[Items from a figure collection]
* * *

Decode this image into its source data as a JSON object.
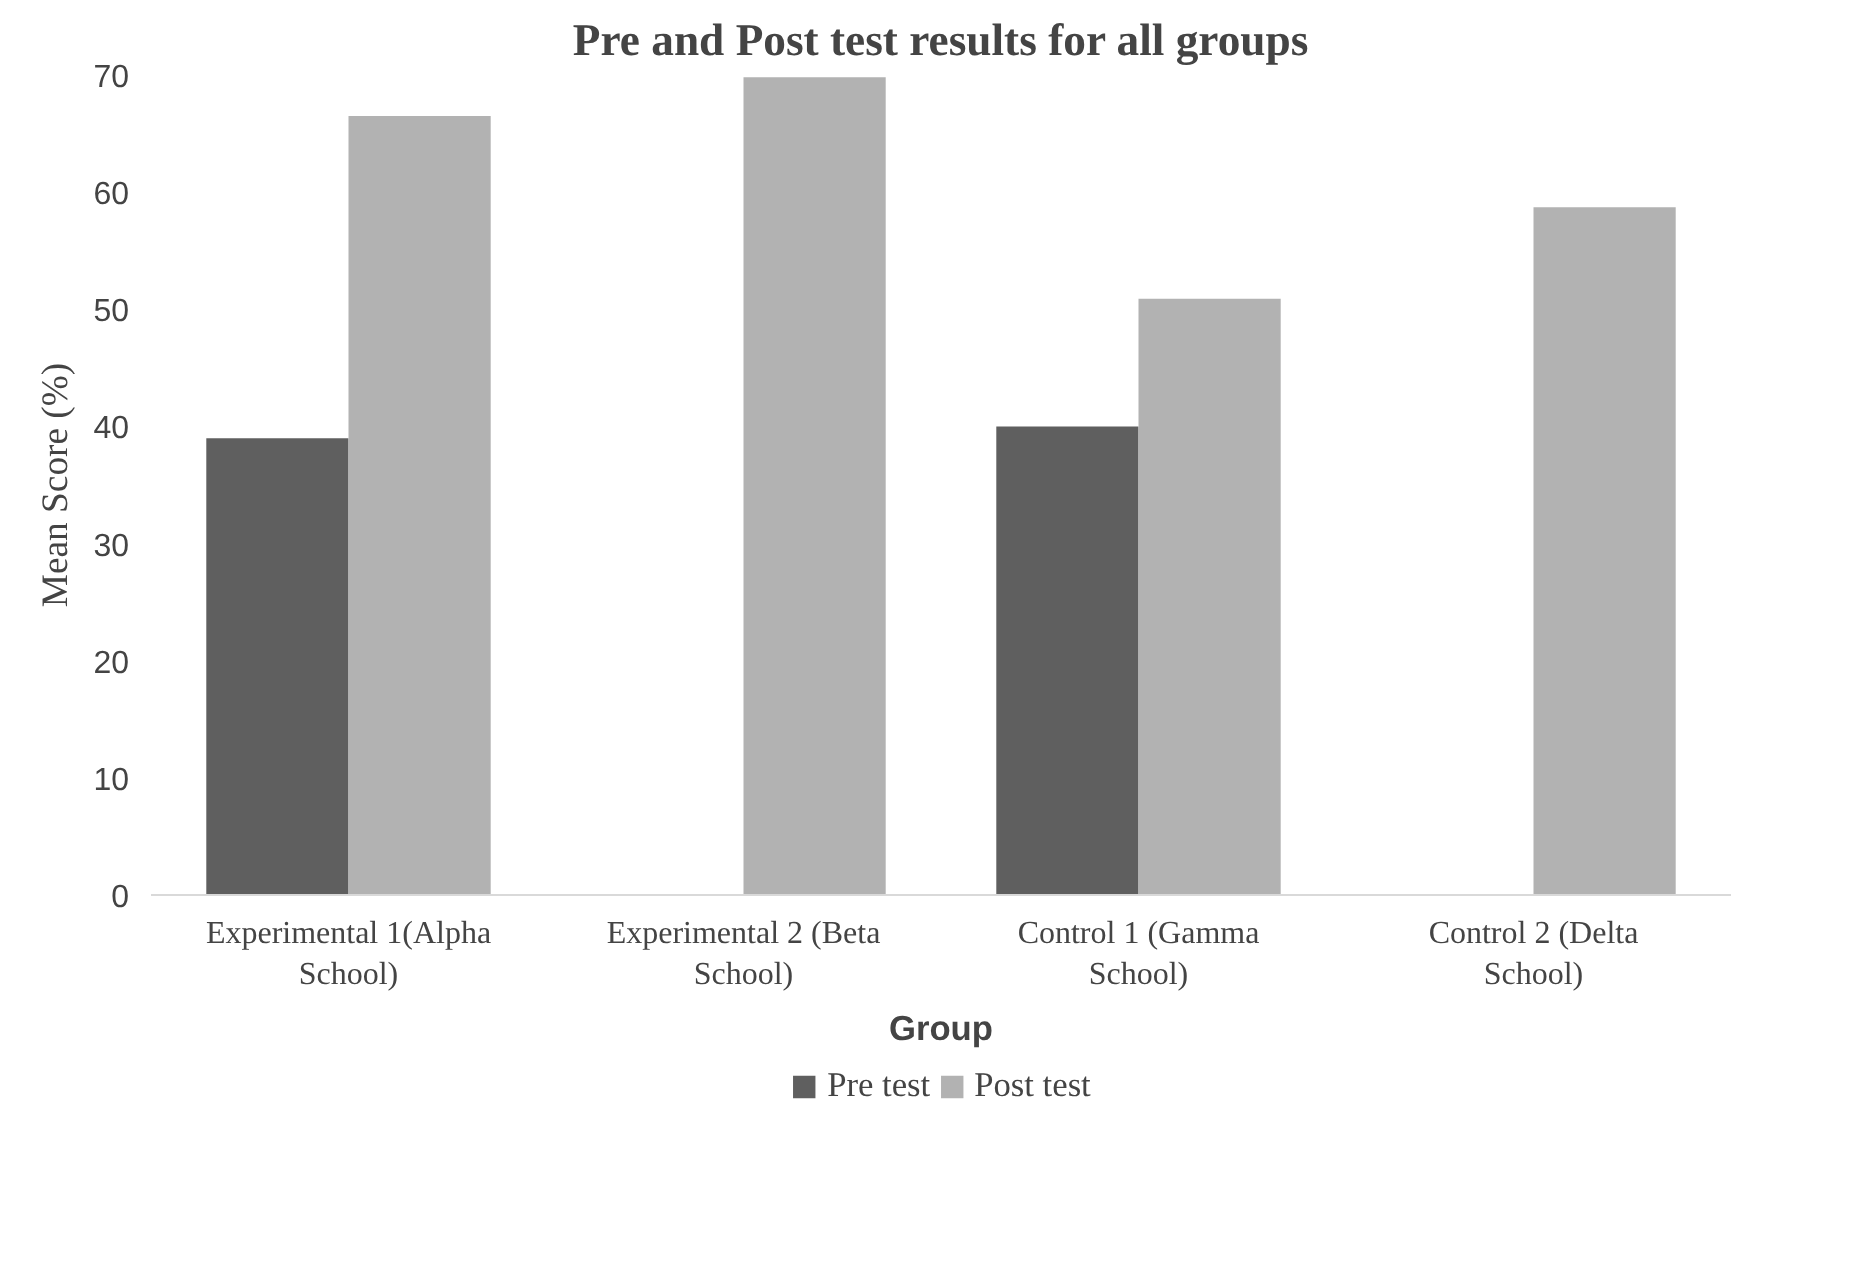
{
  "chart_data": {
    "type": "bar",
    "title": "Pre and Post test results for all groups",
    "xlabel": "Group",
    "ylabel": "Mean Score (%)",
    "categories": [
      "Experimental 1(Alpha School)",
      "Experimental 2 (Beta School)",
      "Control 1 (Gamma School)",
      "Control 2 (Delta School)"
    ],
    "series": [
      {
        "name": "Pre test",
        "color": "#5f5f5f",
        "values": [
          39,
          null,
          40,
          null
        ]
      },
      {
        "name": "Post test",
        "color": "#b2b2b2",
        "values": [
          66.5,
          69.8,
          50.9,
          58.7
        ]
      }
    ],
    "ylim": [
      0,
      70
    ],
    "yticks": [
      0,
      10,
      20,
      30,
      40,
      50,
      60,
      70
    ],
    "grid": false,
    "legend": "bottom"
  }
}
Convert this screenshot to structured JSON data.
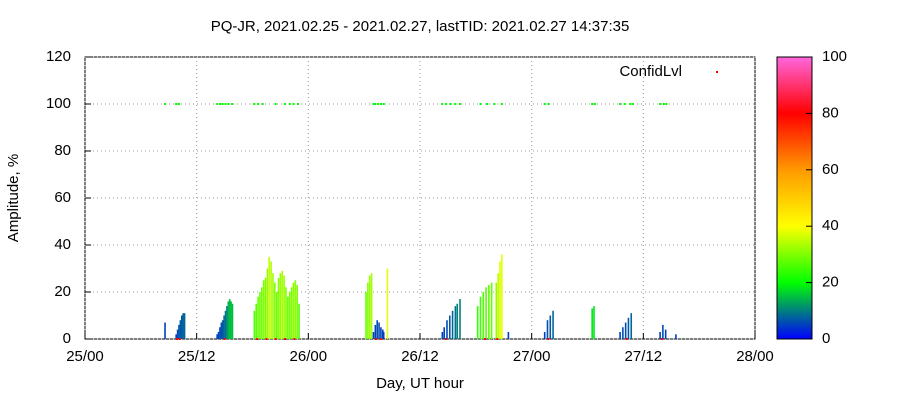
{
  "chart_data": {
    "type": "impulse",
    "title": "PQ-JR, 2021.02.25 - 2021.02.27, lastTID: 2021.02.27 14:37:35",
    "xlabel": "Day, UT hour",
    "ylabel": "Amplitude, %",
    "xlim": [
      0,
      72
    ],
    "xticks": [
      {
        "value": 0,
        "label": "25/00"
      },
      {
        "value": 12,
        "label": "25/12"
      },
      {
        "value": 24,
        "label": "26/00"
      },
      {
        "value": 36,
        "label": "26/12"
      },
      {
        "value": 48,
        "label": "27/00"
      },
      {
        "value": 60,
        "label": "27/12"
      },
      {
        "value": 72,
        "label": "28/00"
      }
    ],
    "ylim": [
      0,
      120
    ],
    "yticks": [
      0,
      20,
      40,
      60,
      80,
      100,
      120
    ],
    "grid": true,
    "cblim": [
      0,
      100
    ],
    "cbticks": [
      0,
      20,
      40,
      60,
      80,
      100
    ],
    "palette": [
      "#0000ff",
      "#00ff00",
      "#ffff00",
      "#ff9900",
      "#ff0000",
      "#ff66dd"
    ],
    "impulses": {
      "x": [
        8.6,
        9.8,
        9.95,
        10.1,
        10.25,
        10.4,
        10.55,
        10.7,
        14.2,
        14.35,
        14.5,
        14.65,
        14.8,
        14.95,
        15.1,
        15.25,
        15.4,
        15.55,
        15.7,
        15.85,
        18.2,
        18.4,
        18.6,
        18.8,
        19.0,
        19.2,
        19.4,
        19.6,
        19.8,
        20.0,
        20.2,
        20.4,
        20.6,
        20.8,
        21.0,
        21.2,
        21.4,
        21.6,
        21.8,
        22.0,
        22.2,
        22.4,
        22.6,
        22.8,
        23.0,
        30.2,
        30.4,
        30.6,
        30.8,
        31.0,
        31.2,
        31.4,
        31.6,
        31.8,
        32.0,
        32.1,
        32.5,
        38.4,
        38.6,
        38.9,
        39.2,
        39.5,
        39.8,
        40.0,
        40.3,
        42.2,
        42.5,
        42.8,
        43.1,
        43.4,
        43.7,
        44.2,
        44.4,
        44.6,
        44.8,
        45.5,
        49.4,
        49.7,
        50.0,
        50.3,
        54.5,
        54.7,
        57.5,
        57.8,
        58.1,
        58.4,
        58.7,
        61.8,
        62.1,
        62.4,
        63.5
      ],
      "values": [
        7,
        2,
        4,
        6,
        8,
        10,
        11,
        11,
        2,
        3,
        5,
        7,
        8,
        10,
        12,
        14,
        16,
        17,
        16,
        15,
        12,
        15,
        18,
        20,
        22,
        25,
        26,
        30,
        35,
        33,
        28,
        24,
        20,
        26,
        28,
        29,
        27,
        22,
        18,
        20,
        22,
        24,
        25,
        23,
        15,
        20,
        24,
        27,
        28,
        3,
        6,
        8,
        7,
        5,
        4,
        3,
        30,
        3,
        5,
        8,
        10,
        12,
        14,
        15,
        17,
        14,
        18,
        20,
        22,
        23,
        24,
        24,
        28,
        33,
        36,
        3,
        3,
        8,
        10,
        12,
        13,
        14,
        3,
        5,
        7,
        9,
        11,
        3,
        6,
        4,
        2
      ],
      "cb": [
        5,
        5,
        6,
        6,
        7,
        7,
        8,
        8,
        5,
        5,
        6,
        6,
        7,
        8,
        9,
        10,
        14,
        15,
        15,
        15,
        26,
        27,
        28,
        28,
        29,
        30,
        30,
        32,
        35,
        34,
        32,
        30,
        28,
        30,
        32,
        33,
        32,
        30,
        28,
        29,
        30,
        31,
        31,
        30,
        26,
        28,
        30,
        32,
        33,
        5,
        5,
        6,
        6,
        5,
        5,
        5,
        38,
        5,
        5,
        6,
        7,
        8,
        9,
        10,
        10,
        24,
        25,
        26,
        27,
        27,
        28,
        32,
        35,
        37,
        38,
        5,
        5,
        6,
        7,
        8,
        18,
        18,
        5,
        6,
        6,
        7,
        8,
        5,
        6,
        5,
        5
      ]
    },
    "points": [
      {
        "name": "ConfidLvl",
        "color": "#ff0000",
        "x": [
          9.9,
          10.2,
          15.0,
          18.5,
          19.5,
          20.5,
          21.5,
          22.5,
          31.3,
          31.8,
          38.8,
          43.0,
          44.3,
          49.8,
          58.2,
          62.0
        ],
        "values": [
          0,
          0,
          0,
          0,
          0,
          0,
          0,
          0,
          0,
          0,
          0,
          0,
          0,
          0,
          0,
          0
        ]
      },
      {
        "color": "#00ff00",
        "x": [
          8.6,
          9.8,
          10.1,
          14.2,
          14.5,
          14.8,
          15.1,
          15.4,
          15.8,
          18.2,
          18.6,
          19.1,
          20.5,
          21.5,
          22.0,
          22.4,
          22.9,
          31.0,
          31.2,
          31.5,
          31.8,
          32.1,
          38.4,
          38.8,
          39.3,
          39.8,
          40.3,
          42.5,
          43.2,
          44.0,
          44.8,
          49.4,
          49.8,
          54.5,
          54.8,
          57.5,
          58.0,
          58.6,
          58.9,
          61.8,
          62.2,
          62.5
        ],
        "values": [
          100,
          100,
          100,
          100,
          100,
          100,
          100,
          100,
          100,
          100,
          100,
          100,
          100,
          100,
          100,
          100,
          100,
          100,
          100,
          100,
          100,
          100,
          100,
          100,
          100,
          100,
          100,
          100,
          100,
          100,
          100,
          100,
          100,
          100,
          100,
          100,
          100,
          100,
          100,
          100,
          100,
          100
        ]
      }
    ]
  }
}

* * *

[Directions for this task] Print out the lines exactly, skipping any picture.

[In response]
Decode this image into its source data as a JSON object.
{
  "chart_data": {
    "type": "bar",
    "title": "Pre and Post test results for all groups",
    "xlabel": "Group",
    "ylabel": "Mean Score (%)",
    "categories": [
      "Experimental 1(Alpha School)",
      "Experimental 2 (Beta School)",
      "Control 1 (Gamma School)",
      "Control 2 (Delta School)"
    ],
    "series": [
      {
        "name": "Pre test",
        "color": "#5f5f5f",
        "values": [
          39,
          null,
          40,
          null
        ]
      },
      {
        "name": "Post test",
        "color": "#b2b2b2",
        "values": [
          66.5,
          69.8,
          50.9,
          58.7
        ]
      }
    ],
    "ylim": [
      0,
      70
    ],
    "yticks": [
      0,
      10,
      20,
      30,
      40,
      50,
      60,
      70
    ],
    "grid": false,
    "legend": "bottom"
  }
}
Convert this screenshot to structured JSON data.
{
  "chart_data": {
    "type": "impulse",
    "title": "PQ-JR, 2021.02.25 - 2021.02.27, lastTID: 2021.02.27 14:37:35",
    "xlabel": "Day, UT hour",
    "ylabel": "Amplitude, %",
    "xlim": [
      0,
      72
    ],
    "xticks": [
      {
        "value": 0,
        "label": "25/00"
      },
      {
        "value": 12,
        "label": "25/12"
      },
      {
        "value": 24,
        "label": "26/00"
      },
      {
        "value": 36,
        "label": "26/12"
      },
      {
        "value": 48,
        "label": "27/00"
      },
      {
        "value": 60,
        "label": "27/12"
      },
      {
        "value": 72,
        "label": "28/00"
      }
    ],
    "ylim": [
      0,
      120
    ],
    "yticks": [
      0,
      20,
      40,
      60,
      80,
      100,
      120
    ],
    "grid": true,
    "cblim": [
      0,
      100
    ],
    "cbticks": [
      0,
      20,
      40,
      60,
      80,
      100
    ],
    "palette": [
      "#0000ff",
      "#00ff00",
      "#ffff00",
      "#ff9900",
      "#ff0000",
      "#ff66dd"
    ],
    "impulses": {
      "x": [
        8.6,
        9.8,
        9.95,
        10.1,
        10.25,
        10.4,
        10.55,
        10.7,
        14.2,
        14.35,
        14.5,
        14.65,
        14.8,
        14.95,
        15.1,
        15.25,
        15.4,
        15.55,
        15.7,
        15.85,
        18.2,
        18.4,
        18.6,
        18.8,
        19.0,
        19.2,
        19.4,
        19.6,
        19.8,
        20.0,
        20.2,
        20.4,
        20.6,
        20.8,
        21.0,
        21.2,
        21.4,
        21.6,
        21.8,
        22.0,
        22.2,
        22.4,
        22.6,
        22.8,
        23.0,
        30.2,
        30.4,
        30.6,
        30.8,
        31.0,
        31.2,
        31.4,
        31.6,
        31.8,
        32.0,
        32.1,
        32.5,
        38.4,
        38.6,
        38.9,
        39.2,
        39.5,
        39.8,
        40.0,
        40.3,
        42.2,
        42.5,
        42.8,
        43.1,
        43.4,
        43.7,
        44.2,
        44.4,
        44.6,
        44.8,
        45.5,
        49.4,
        49.7,
        50.0,
        50.3,
        54.5,
        54.7,
        57.5,
        57.8,
        58.1,
        58.4,
        58.7,
        61.8,
        62.1,
        62.4,
        63.5
      ],
      "values": [
        7,
        2,
        4,
        6,
        8,
        10,
        11,
        11,
        2,
        3,
        5,
        7,
        8,
        10,
        12,
        14,
        16,
        17,
        16,
        15,
        12,
        15,
        18,
        20,
        22,
        25,
        26,
        30,
        35,
        33,
        28,
        24,
        20,
        26,
        28,
        29,
        27,
        22,
        18,
        20,
        22,
        24,
        25,
        23,
        15,
        20,
        24,
        27,
        28,
        3,
        6,
        8,
        7,
        5,
        4,
        3,
        30,
        3,
        5,
        8,
        10,
        12,
        14,
        15,
        17,
        14,
        18,
        20,
        22,
        23,
        24,
        24,
        28,
        33,
        36,
        3,
        3,
        8,
        10,
        12,
        13,
        14,
        3,
        5,
        7,
        9,
        11,
        3,
        6,
        4,
        2
      ],
      "cb": [
        5,
        5,
        6,
        6,
        7,
        7,
        8,
        8,
        5,
        5,
        6,
        6,
        7,
        8,
        9,
        10,
        14,
        15,
        15,
        15,
        26,
        27,
        28,
        28,
        29,
        30,
        30,
        32,
        35,
        34,
        32,
        30,
        28,
        30,
        32,
        33,
        32,
        30,
        28,
        29,
        30,
        31,
        31,
        30,
        26,
        28,
        30,
        32,
        33,
        5,
        5,
        6,
        6,
        5,
        5,
        5,
        38,
        5,
        5,
        6,
        7,
        8,
        9,
        10,
        10,
        24,
        25,
        26,
        27,
        27,
        28,
        32,
        35,
        37,
        38,
        5,
        5,
        6,
        7,
        8,
        18,
        18,
        5,
        6,
        6,
        7,
        8,
        5,
        6,
        5,
        5
      ]
    },
    "points": [
      {
        "name": "ConfidLvl",
        "color": "#ff0000",
        "x": [
          9.9,
          10.2,
          15.0,
          18.5,
          19.5,
          20.5,
          21.5,
          22.5,
          31.3,
          31.8,
          38.8,
          43.0,
          44.3,
          49.8,
          58.2,
          62.0
        ],
        "values": [
          0,
          0,
          0,
          0,
          0,
          0,
          0,
          0,
          0,
          0,
          0,
          0,
          0,
          0,
          0,
          0
        ]
      },
      {
        "color": "#00ff00",
        "x": [
          8.6,
          9.8,
          10.1,
          14.2,
          14.5,
          14.8,
          15.1,
          15.4,
          15.8,
          18.2,
          18.6,
          19.1,
          20.5,
          21.5,
          22.0,
          22.4,
          22.9,
          31.0,
          31.2,
          31.5,
          31.8,
          32.1,
          38.4,
          38.8,
          39.3,
          39.8,
          40.3,
          42.5,
          43.2,
          44.0,
          44.8,
          49.4,
          49.8,
          54.5,
          54.8,
          57.5,
          58.0,
          58.6,
          58.9,
          61.8,
          62.2,
          62.5
        ],
        "values": [
          100,
          100,
          100,
          100,
          100,
          100,
          100,
          100,
          100,
          100,
          100,
          100,
          100,
          100,
          100,
          100,
          100,
          100,
          100,
          100,
          100,
          100,
          100,
          100,
          100,
          100,
          100,
          100,
          100,
          100,
          100,
          100,
          100,
          100,
          100,
          100,
          100,
          100,
          100,
          100,
          100,
          100
        ]
      }
    ]
  }
}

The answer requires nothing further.